§ What you have to do
How many lines of the data hold the word "hour"? State the number and nothing else.

§ Records

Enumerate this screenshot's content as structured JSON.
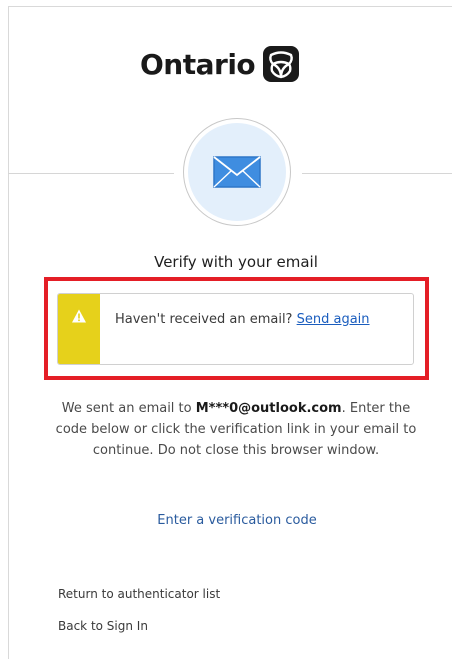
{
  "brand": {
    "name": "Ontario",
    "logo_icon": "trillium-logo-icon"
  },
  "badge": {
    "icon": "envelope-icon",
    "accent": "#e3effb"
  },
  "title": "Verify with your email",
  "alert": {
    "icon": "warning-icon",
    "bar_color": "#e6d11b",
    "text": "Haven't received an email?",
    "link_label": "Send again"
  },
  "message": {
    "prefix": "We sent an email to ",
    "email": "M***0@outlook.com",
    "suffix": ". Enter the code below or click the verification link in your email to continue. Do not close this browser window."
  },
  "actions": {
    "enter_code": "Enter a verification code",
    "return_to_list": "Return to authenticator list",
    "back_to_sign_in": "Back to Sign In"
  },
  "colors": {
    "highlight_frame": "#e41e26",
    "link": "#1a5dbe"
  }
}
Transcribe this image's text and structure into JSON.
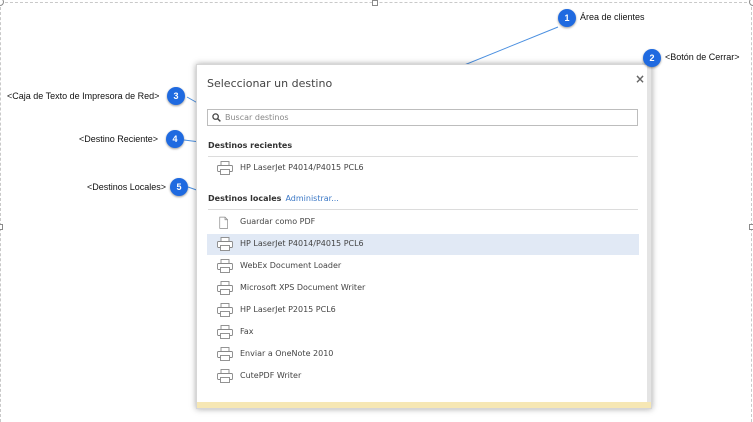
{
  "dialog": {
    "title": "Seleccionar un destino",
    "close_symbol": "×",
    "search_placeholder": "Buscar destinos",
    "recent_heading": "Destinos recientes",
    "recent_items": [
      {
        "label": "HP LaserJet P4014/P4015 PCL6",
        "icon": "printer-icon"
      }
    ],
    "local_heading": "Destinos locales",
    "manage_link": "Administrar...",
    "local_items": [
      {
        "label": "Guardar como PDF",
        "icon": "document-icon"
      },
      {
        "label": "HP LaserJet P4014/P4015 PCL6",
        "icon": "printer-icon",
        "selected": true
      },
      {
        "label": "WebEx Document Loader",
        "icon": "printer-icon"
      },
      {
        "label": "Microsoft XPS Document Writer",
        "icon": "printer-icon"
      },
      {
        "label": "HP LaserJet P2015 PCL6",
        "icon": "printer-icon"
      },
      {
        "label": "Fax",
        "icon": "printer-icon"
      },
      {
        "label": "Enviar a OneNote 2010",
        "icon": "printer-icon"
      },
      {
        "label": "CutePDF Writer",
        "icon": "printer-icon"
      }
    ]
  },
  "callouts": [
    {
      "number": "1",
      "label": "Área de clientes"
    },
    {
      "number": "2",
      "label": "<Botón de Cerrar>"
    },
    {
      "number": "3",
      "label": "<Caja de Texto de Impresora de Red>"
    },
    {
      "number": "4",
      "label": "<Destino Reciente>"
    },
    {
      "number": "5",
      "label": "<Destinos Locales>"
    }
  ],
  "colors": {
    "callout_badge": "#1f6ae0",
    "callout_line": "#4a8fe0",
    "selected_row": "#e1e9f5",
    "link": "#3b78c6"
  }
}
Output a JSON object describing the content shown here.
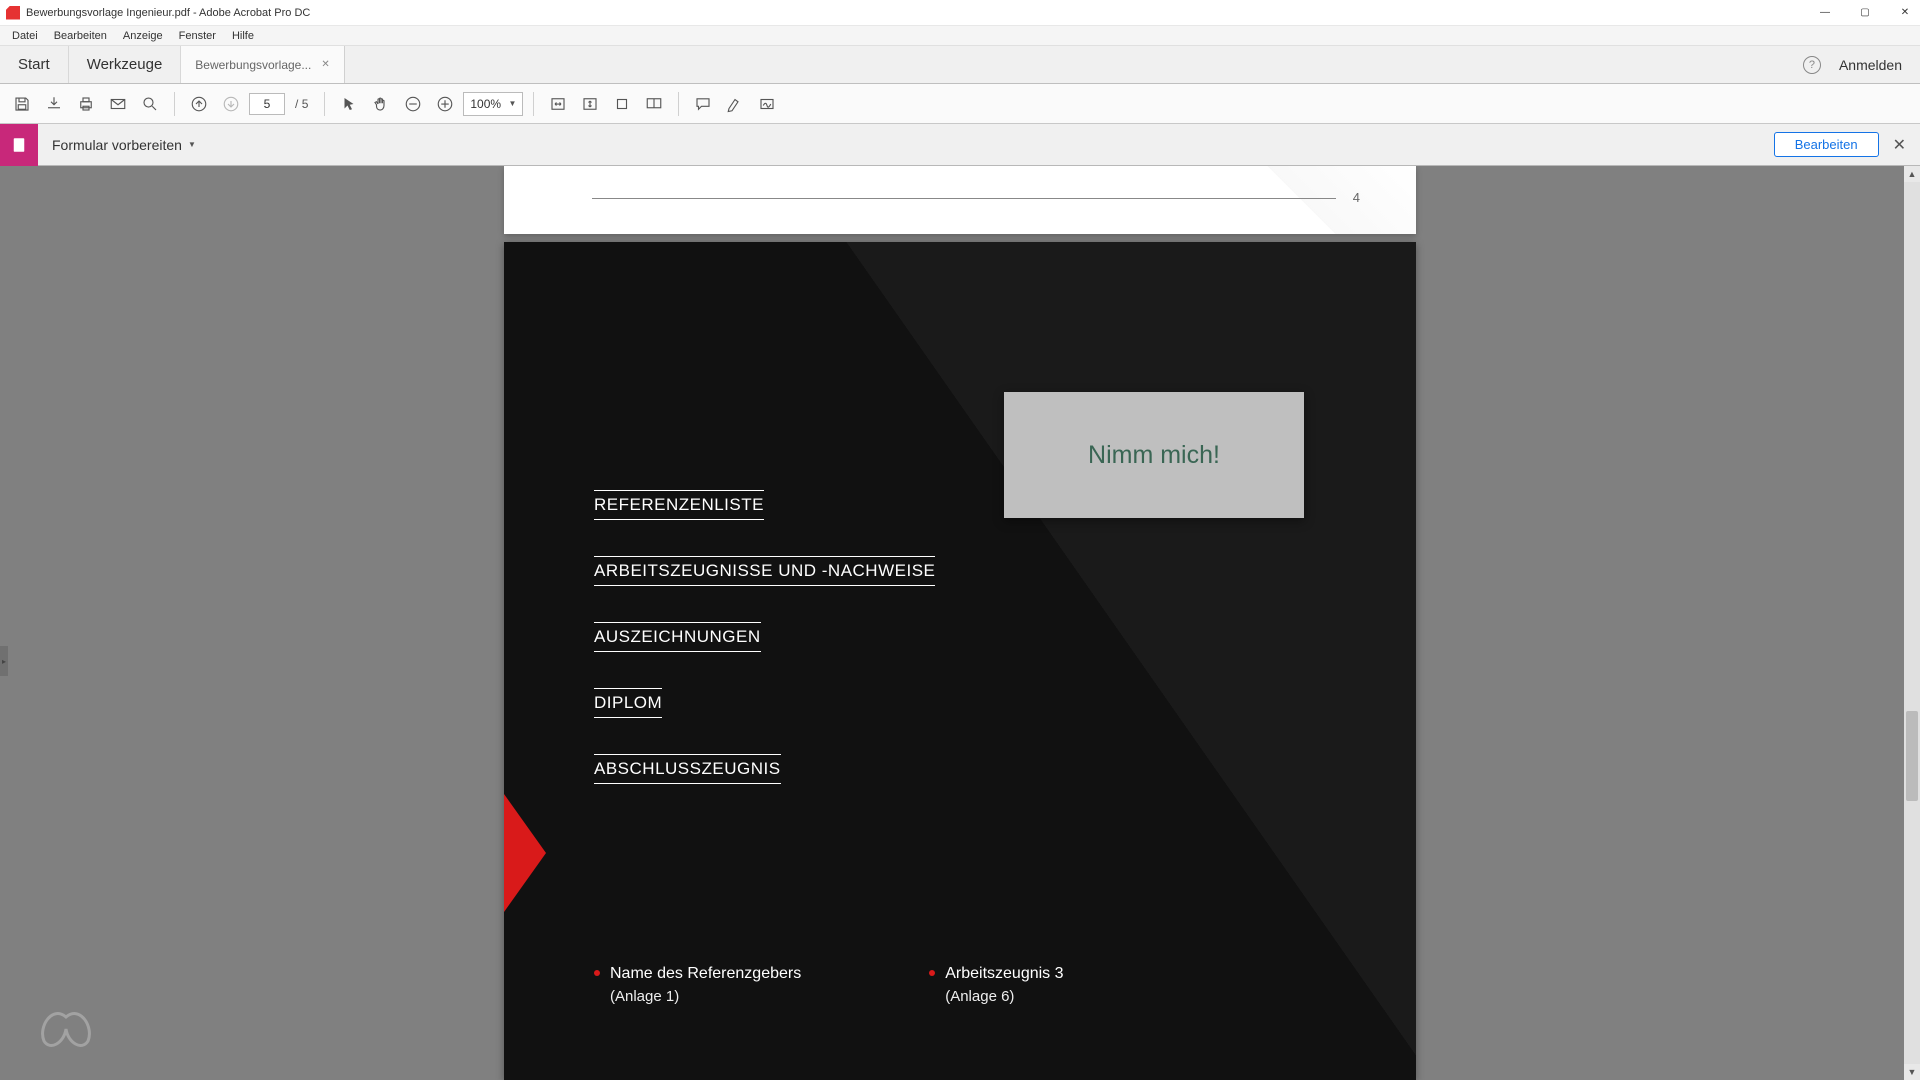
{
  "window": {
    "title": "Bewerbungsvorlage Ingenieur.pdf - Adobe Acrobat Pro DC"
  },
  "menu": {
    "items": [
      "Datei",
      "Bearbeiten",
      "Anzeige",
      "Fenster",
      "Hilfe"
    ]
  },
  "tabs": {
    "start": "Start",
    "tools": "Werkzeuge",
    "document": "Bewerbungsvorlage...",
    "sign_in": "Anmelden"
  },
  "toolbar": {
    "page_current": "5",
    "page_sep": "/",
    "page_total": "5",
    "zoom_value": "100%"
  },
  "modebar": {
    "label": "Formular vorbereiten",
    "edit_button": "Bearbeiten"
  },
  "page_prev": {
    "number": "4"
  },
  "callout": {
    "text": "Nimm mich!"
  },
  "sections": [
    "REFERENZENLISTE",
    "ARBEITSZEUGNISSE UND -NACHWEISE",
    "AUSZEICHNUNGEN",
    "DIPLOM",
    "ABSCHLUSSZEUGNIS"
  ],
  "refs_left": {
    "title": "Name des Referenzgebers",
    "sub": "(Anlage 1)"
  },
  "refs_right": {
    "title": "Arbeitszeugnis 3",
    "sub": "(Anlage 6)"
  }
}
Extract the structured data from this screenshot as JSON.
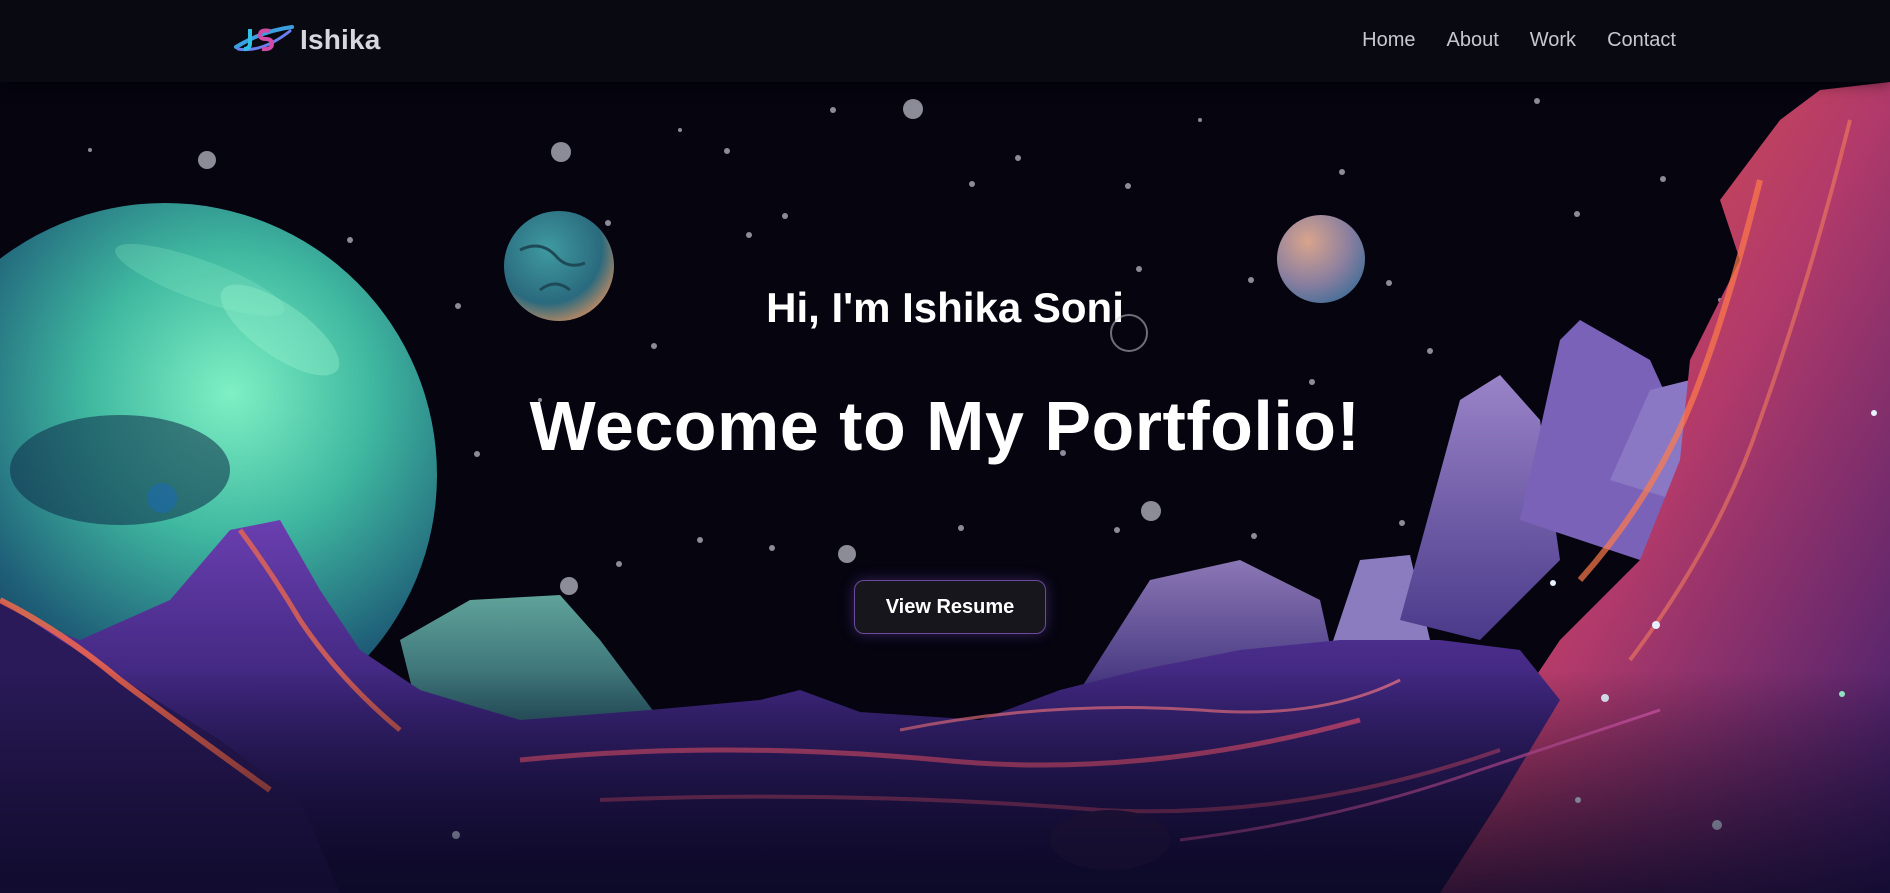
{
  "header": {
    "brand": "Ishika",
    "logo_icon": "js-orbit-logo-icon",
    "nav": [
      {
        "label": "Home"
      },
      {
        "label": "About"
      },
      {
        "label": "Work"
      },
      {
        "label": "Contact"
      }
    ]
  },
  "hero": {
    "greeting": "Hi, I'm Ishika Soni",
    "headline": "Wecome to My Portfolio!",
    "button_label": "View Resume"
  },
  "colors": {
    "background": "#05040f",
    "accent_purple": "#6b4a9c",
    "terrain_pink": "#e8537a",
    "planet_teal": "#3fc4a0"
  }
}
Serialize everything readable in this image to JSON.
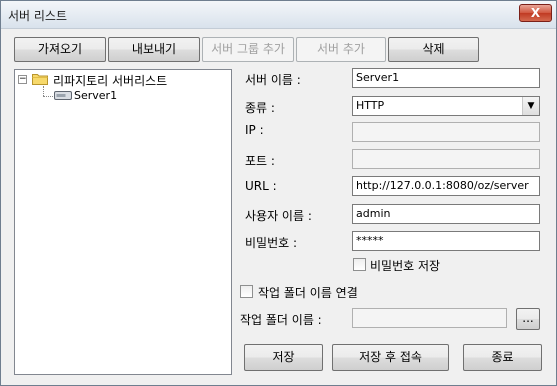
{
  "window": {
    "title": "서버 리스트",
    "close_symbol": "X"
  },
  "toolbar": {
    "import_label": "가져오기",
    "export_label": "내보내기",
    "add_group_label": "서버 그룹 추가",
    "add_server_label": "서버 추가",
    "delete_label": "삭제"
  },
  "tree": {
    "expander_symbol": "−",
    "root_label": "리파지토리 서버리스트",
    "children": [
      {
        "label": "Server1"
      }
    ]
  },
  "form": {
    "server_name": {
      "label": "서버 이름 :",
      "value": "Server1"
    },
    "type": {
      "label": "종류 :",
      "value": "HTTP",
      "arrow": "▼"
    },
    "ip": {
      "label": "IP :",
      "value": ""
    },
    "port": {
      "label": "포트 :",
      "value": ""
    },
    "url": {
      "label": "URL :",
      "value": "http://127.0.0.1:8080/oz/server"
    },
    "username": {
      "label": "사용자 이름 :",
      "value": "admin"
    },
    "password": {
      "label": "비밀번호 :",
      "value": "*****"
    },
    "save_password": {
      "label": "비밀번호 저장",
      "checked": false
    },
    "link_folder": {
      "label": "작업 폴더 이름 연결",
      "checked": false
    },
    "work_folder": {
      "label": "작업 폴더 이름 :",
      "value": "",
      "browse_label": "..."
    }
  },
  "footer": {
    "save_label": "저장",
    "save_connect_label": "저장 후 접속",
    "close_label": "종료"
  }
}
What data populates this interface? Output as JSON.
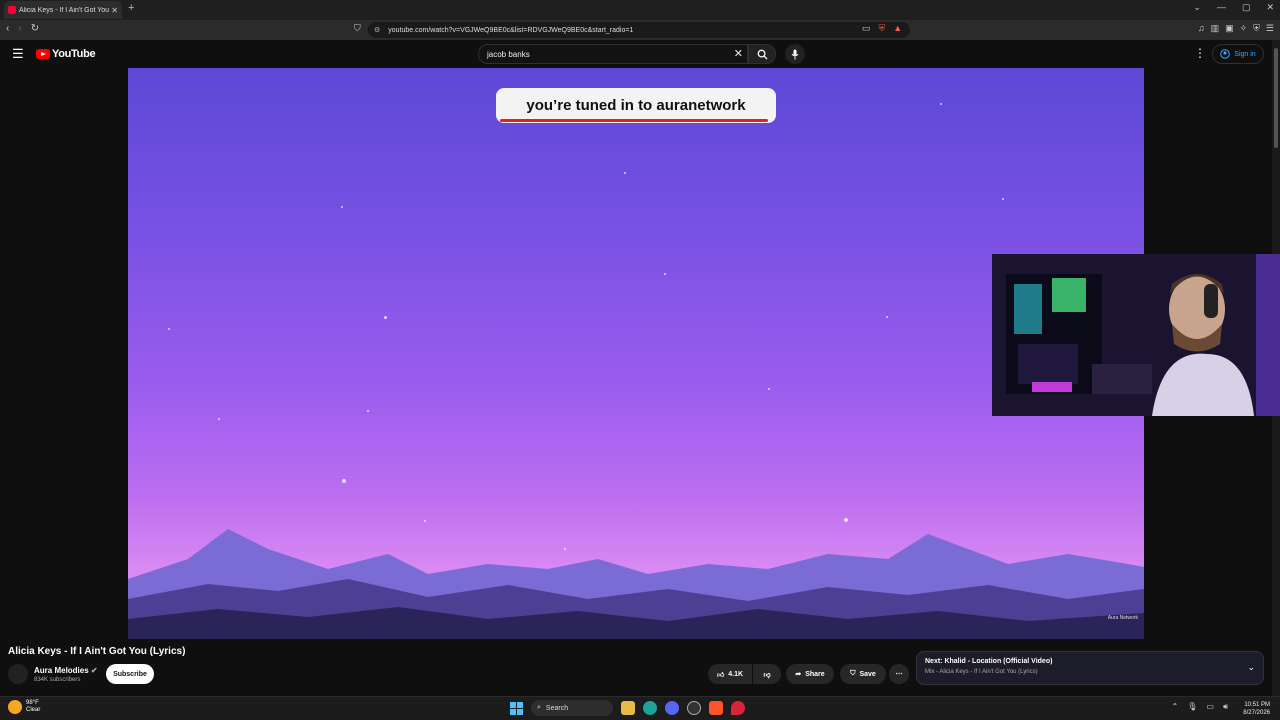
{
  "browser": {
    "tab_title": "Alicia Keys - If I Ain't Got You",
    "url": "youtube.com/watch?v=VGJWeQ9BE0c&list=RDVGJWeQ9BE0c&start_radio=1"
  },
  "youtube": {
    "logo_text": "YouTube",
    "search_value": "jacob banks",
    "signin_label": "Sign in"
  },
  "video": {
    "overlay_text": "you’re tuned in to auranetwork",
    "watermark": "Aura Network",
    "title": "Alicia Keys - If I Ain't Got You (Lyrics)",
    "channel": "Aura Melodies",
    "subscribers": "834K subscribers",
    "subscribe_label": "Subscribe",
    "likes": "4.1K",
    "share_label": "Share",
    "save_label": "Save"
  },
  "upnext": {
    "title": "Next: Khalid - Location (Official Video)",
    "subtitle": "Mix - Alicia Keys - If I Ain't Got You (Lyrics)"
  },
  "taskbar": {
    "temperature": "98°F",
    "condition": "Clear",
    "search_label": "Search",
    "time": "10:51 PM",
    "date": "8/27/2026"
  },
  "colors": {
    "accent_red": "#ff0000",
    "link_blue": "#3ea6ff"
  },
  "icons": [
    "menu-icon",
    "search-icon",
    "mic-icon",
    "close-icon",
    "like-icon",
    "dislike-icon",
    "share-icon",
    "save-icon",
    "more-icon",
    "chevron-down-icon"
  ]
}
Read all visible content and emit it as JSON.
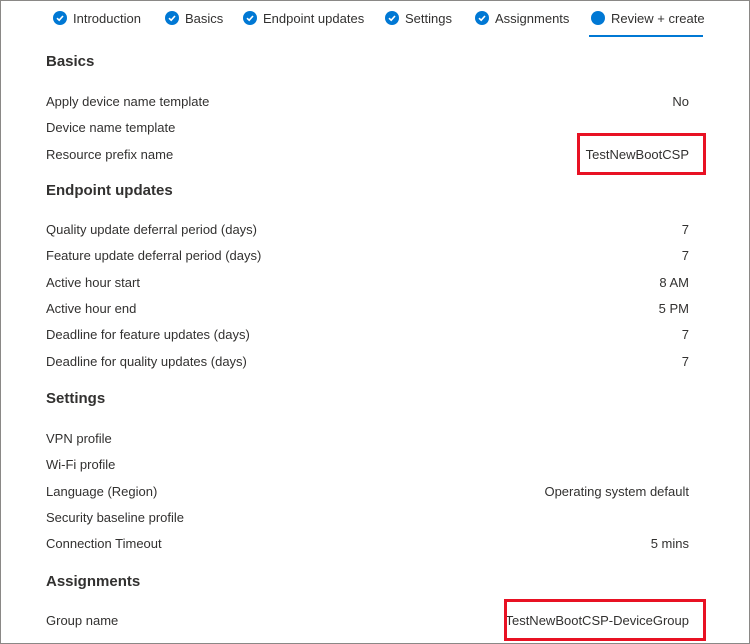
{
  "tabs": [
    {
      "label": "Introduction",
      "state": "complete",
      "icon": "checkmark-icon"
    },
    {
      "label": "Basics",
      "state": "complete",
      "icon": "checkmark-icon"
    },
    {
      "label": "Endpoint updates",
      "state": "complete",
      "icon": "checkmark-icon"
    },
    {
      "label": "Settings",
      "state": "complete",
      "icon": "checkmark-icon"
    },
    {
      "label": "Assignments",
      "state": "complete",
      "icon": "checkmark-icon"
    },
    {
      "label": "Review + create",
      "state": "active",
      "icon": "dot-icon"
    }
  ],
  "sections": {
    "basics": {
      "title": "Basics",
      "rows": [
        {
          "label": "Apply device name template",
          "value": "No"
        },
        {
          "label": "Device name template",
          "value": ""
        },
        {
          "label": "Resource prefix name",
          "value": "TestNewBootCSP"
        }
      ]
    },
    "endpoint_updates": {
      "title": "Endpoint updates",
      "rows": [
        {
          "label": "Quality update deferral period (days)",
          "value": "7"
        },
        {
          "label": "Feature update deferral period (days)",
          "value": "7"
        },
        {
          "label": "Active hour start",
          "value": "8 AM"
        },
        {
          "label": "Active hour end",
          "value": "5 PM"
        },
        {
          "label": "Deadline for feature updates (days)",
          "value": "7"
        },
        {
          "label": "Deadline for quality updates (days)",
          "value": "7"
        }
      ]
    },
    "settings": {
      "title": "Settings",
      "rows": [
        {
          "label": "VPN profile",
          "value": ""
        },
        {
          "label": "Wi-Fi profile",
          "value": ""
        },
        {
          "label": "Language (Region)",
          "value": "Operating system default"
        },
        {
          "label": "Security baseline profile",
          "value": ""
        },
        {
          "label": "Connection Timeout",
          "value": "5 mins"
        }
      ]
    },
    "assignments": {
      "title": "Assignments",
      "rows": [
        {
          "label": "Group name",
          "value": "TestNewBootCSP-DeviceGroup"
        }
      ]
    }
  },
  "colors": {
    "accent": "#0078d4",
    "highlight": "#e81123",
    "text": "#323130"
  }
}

§ Response
2